### Extracted text
>> begin

Re: [RFC PATCH 0/2] cpufreq: Introduce LAB cpufreq governor.

On 10 April 2013 10:44, Lukasz Majewski l.majew...@samsung.com wrote:
 Hi Vincent,



 On Tuesday, 9 April 2013, Lukasz Majewski l.majew...@samsung.com
 wrote:
  Hi Viresh and Vincent,
 
  On 9 April 2013 16:07, Lukasz Majewski l.majew...@samsung.com
  wrote:
   On Mon, Apr 1, 2013 at 1:54 PM, Jonghwa Lee
   Our approach is a bit different than cpufreq_ondemand one.
   Ondemand takes the per CPU idle time, then on that basis
   calculates per cpu load. The next step is to choose the highest
   load and then use this value to properly scale frequency.
  
   On the other hand LAB tries to model different behavior:
  
   As a first step we applied Vincent Guittot's pack small
   tasks [*] patch to improve race to idle behavior:
   http://article.gmane.org/gmane.linux.kernel/1371435/match=sched+pack+small+tasks
 
  Luckily he is part of my team :)
 
  http://www.linaro.org/linux-on-arm/meet-the-team/power-management
 
  BTW, he is using ondemand governor for all his work.
 
   Afterwards, we decided to investigate different approach for
   power governing:
  
   Use the number of sleeping CPUs (not the maximal per-CPU load) to
   change frequency. We thereof depend on [*] to pack as many
   tasks to CPU as possible and allow other to sleep.

>> end

### Data entries

>> begin

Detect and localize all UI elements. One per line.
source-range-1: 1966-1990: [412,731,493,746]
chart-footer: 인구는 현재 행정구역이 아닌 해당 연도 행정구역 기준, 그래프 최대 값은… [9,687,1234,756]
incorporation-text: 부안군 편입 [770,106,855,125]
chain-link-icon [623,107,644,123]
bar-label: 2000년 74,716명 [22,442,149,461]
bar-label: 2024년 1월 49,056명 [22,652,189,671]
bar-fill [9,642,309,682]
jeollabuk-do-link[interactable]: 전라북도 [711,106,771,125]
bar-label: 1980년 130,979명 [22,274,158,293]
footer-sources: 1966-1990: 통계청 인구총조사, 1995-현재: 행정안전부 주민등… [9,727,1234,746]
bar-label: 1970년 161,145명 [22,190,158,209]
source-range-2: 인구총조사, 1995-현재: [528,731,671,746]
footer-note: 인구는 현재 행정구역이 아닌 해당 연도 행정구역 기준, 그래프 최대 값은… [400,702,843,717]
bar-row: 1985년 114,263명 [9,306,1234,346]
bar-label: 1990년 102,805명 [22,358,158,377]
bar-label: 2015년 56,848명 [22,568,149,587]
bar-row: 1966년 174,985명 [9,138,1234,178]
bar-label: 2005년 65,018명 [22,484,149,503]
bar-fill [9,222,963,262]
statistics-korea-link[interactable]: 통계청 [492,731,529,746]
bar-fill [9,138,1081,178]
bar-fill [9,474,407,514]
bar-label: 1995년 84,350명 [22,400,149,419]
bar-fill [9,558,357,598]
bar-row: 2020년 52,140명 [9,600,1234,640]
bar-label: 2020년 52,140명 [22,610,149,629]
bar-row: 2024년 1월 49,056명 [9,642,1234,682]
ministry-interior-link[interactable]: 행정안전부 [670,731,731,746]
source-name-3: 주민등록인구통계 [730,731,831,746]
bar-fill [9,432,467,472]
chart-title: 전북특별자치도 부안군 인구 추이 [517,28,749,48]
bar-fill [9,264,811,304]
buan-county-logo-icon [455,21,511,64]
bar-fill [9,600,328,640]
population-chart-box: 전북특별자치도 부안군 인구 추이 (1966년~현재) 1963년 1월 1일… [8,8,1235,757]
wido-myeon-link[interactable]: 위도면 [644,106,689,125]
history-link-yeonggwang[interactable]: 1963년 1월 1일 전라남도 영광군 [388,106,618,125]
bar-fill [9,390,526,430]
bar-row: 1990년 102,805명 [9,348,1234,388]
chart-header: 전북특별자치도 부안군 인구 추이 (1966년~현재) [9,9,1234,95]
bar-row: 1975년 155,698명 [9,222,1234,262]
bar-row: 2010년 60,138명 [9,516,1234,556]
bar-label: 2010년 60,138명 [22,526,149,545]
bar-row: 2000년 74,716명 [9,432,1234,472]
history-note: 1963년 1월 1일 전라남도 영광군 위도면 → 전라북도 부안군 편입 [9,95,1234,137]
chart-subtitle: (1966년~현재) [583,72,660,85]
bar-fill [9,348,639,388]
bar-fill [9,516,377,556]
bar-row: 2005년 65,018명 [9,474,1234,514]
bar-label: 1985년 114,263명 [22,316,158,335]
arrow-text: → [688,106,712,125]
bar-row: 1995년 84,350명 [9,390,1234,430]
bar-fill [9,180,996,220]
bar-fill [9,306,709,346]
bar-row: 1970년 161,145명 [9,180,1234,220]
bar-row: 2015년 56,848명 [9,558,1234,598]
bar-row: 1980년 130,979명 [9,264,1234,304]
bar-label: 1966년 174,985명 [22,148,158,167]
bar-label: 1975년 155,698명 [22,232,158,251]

>> end

### Problem to solve
Check each statement against the LAB cpufreq governor thread and mark it yes or no, quoting the words of the thread that settle it. (a) Ondemand works out per-CPU load from per-CPU idle time. (b) LAB changes frequency according to the maximal per-CPU load. (c) The pack small tasks patch was applied to improve race to idle behavior.

### Finished exercise
(a) Yes: "Ondemand takes the per CPU idle time, then on that basis calculates per cpu load."
(b) No: "Use the number of sleeping CPUs (not the maximal per-CPU load) to change frequency."
(c) Yes: "As a first step we applied Vincent Guittot's pack small tasks [*] patch to improve race to idle behavior"